[START Dataset]

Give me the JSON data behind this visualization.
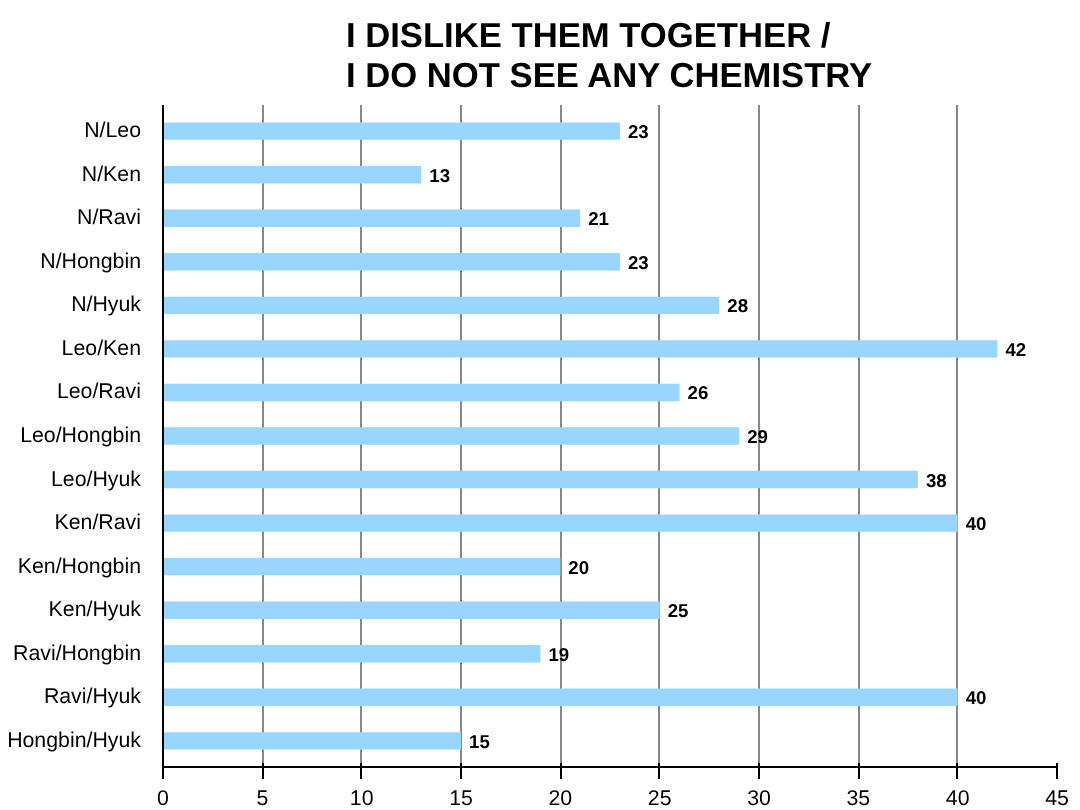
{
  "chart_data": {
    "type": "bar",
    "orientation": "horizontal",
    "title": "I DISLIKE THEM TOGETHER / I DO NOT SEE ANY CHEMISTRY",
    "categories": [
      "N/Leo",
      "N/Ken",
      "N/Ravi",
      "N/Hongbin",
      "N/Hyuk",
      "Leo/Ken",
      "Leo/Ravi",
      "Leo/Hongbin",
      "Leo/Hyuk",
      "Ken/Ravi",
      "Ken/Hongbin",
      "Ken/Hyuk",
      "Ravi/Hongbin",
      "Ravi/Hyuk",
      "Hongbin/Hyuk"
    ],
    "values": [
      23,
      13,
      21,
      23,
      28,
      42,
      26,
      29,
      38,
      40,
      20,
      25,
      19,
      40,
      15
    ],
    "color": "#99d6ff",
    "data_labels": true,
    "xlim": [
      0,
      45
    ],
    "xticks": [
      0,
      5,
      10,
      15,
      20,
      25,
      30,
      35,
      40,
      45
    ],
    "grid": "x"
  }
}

[END Dataset]

- Aim of the exercise -
Return the full material word for word. Do not include the pictures.

- Reply to the exercise -
Give me the JSON data behind this visualization.
{
  "chart_data": {
    "type": "bar",
    "orientation": "horizontal",
    "title": "I DISLIKE THEM TOGETHER / I DO NOT SEE ANY CHEMISTRY",
    "categories": [
      "N/Leo",
      "N/Ken",
      "N/Ravi",
      "N/Hongbin",
      "N/Hyuk",
      "Leo/Ken",
      "Leo/Ravi",
      "Leo/Hongbin",
      "Leo/Hyuk",
      "Ken/Ravi",
      "Ken/Hongbin",
      "Ken/Hyuk",
      "Ravi/Hongbin",
      "Ravi/Hyuk",
      "Hongbin/Hyuk"
    ],
    "values": [
      23,
      13,
      21,
      23,
      28,
      42,
      26,
      29,
      38,
      40,
      20,
      25,
      19,
      40,
      15
    ],
    "color": "#99d6ff",
    "data_labels": true,
    "xlim": [
      0,
      45
    ],
    "xticks": [
      0,
      5,
      10,
      15,
      20,
      25,
      30,
      35,
      40,
      45
    ],
    "grid": "x"
  }
}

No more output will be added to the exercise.